## GOAL OF THE EXERCISE:
Where a line of the material contains the string "coordinate", copy that line.

========

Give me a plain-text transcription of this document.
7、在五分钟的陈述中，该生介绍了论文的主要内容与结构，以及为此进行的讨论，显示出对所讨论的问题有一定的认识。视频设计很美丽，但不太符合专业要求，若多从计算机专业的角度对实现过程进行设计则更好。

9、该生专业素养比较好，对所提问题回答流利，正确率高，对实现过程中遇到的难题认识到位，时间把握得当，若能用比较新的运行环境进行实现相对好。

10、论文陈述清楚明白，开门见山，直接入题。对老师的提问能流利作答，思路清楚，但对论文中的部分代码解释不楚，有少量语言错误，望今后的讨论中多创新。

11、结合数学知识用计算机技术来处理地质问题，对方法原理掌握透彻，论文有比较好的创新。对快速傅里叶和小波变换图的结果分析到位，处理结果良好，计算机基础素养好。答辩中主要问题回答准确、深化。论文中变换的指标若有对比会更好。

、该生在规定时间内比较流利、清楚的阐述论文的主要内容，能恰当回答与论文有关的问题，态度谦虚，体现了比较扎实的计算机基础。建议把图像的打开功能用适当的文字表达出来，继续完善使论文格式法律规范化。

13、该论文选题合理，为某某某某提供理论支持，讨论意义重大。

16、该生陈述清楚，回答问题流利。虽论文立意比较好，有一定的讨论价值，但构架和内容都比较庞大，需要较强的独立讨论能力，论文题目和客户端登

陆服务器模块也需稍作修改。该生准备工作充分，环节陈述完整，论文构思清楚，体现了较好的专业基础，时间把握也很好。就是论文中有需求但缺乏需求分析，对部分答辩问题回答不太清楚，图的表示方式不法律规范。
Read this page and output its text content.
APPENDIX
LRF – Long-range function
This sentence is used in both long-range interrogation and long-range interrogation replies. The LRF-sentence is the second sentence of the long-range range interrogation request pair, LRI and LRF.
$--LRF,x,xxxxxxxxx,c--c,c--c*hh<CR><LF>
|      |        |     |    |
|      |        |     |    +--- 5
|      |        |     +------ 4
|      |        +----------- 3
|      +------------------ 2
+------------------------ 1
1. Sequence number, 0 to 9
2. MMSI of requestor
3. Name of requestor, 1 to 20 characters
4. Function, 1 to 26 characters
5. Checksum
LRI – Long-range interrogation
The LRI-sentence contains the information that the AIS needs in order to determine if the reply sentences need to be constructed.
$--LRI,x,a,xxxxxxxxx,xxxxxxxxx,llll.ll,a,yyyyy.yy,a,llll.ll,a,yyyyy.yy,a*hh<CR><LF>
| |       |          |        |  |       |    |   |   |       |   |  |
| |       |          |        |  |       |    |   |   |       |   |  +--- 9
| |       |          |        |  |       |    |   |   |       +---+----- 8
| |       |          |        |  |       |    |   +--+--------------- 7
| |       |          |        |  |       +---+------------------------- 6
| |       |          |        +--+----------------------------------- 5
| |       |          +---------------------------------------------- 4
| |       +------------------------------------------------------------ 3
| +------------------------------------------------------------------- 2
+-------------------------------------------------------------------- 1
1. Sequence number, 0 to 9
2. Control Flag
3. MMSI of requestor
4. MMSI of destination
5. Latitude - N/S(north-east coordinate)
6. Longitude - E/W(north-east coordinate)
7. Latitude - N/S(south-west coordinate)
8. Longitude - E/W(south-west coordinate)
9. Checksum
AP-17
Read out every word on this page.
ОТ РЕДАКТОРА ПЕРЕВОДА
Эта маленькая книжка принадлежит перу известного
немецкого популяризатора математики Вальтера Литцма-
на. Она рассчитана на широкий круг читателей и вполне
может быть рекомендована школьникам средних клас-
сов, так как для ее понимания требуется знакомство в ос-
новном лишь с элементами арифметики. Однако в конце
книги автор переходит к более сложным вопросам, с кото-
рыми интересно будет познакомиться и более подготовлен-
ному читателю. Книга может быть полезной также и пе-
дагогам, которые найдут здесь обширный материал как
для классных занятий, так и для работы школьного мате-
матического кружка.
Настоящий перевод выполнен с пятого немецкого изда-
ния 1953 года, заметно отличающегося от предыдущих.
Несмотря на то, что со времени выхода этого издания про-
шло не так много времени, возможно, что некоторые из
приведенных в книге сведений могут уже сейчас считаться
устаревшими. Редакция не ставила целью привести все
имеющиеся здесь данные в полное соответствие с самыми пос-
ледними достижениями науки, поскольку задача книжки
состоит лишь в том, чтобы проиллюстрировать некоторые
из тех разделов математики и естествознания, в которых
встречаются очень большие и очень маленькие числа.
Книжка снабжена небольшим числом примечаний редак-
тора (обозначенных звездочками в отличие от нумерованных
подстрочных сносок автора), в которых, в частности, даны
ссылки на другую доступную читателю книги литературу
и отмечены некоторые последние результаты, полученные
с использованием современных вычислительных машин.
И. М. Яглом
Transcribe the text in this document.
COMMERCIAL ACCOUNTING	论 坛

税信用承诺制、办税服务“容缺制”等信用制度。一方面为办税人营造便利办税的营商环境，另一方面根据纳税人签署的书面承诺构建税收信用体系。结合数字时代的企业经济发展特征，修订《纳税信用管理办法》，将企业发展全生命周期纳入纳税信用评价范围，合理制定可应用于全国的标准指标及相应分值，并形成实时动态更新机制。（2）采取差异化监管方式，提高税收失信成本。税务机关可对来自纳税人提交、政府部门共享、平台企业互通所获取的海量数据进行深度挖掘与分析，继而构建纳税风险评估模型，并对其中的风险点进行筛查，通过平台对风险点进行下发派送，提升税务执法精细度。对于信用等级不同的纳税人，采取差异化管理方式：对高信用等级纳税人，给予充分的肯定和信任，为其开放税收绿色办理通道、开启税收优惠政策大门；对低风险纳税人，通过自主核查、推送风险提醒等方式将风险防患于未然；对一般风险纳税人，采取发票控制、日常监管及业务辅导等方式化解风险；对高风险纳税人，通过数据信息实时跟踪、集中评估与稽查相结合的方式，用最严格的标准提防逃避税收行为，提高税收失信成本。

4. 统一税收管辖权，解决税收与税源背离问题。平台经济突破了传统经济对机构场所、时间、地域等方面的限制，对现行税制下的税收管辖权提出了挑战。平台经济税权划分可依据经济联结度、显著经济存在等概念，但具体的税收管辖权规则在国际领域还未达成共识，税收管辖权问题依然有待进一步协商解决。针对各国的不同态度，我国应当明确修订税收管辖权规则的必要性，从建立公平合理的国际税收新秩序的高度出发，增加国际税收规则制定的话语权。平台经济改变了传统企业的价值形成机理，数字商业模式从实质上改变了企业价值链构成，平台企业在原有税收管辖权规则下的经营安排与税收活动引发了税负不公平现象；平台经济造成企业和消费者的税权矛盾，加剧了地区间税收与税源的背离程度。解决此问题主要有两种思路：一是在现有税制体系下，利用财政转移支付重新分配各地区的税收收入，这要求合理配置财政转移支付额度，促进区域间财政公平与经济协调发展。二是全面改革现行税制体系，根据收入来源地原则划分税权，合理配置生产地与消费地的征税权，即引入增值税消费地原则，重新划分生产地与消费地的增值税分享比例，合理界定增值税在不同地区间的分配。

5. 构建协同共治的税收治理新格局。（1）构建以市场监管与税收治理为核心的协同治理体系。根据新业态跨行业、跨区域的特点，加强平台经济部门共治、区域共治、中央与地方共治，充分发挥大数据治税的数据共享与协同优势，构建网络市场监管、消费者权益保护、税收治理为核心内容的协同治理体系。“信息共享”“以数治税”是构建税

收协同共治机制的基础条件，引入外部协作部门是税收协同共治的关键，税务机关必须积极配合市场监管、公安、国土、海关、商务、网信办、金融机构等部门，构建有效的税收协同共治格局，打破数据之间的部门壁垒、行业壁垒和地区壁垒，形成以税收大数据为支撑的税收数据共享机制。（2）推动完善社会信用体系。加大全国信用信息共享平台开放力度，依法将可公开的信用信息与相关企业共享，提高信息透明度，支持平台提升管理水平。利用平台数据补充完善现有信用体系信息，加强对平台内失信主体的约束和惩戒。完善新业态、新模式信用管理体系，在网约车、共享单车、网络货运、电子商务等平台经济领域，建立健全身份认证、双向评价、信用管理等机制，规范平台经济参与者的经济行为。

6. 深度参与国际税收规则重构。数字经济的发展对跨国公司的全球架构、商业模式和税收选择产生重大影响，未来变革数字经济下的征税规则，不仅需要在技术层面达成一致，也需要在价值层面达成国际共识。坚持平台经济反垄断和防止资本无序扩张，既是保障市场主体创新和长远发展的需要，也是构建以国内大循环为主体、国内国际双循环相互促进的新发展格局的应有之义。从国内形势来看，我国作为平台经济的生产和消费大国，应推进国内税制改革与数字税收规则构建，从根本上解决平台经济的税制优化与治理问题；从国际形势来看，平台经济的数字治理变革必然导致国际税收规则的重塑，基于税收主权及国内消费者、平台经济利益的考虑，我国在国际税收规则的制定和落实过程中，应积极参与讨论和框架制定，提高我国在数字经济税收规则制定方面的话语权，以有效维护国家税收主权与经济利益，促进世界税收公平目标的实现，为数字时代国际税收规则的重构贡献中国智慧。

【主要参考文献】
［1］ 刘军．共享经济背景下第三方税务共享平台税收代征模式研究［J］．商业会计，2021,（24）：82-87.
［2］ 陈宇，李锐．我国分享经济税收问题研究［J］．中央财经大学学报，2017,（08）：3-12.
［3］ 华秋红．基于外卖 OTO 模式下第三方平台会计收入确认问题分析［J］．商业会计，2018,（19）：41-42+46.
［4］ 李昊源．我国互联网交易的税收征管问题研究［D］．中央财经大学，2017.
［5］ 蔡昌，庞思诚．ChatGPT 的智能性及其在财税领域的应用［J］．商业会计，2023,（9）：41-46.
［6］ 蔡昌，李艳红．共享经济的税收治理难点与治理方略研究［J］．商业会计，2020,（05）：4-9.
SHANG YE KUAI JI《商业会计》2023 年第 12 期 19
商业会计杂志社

========

## SOLUTION TO THE EXERCISE:
5. Latitude - N/S(north-east coordinate)
6. Longitude - E/W(north-east coordinate)
7. Latitude - N/S(south-west coordinate)
8. Longitude - E/W(south-west coordinate)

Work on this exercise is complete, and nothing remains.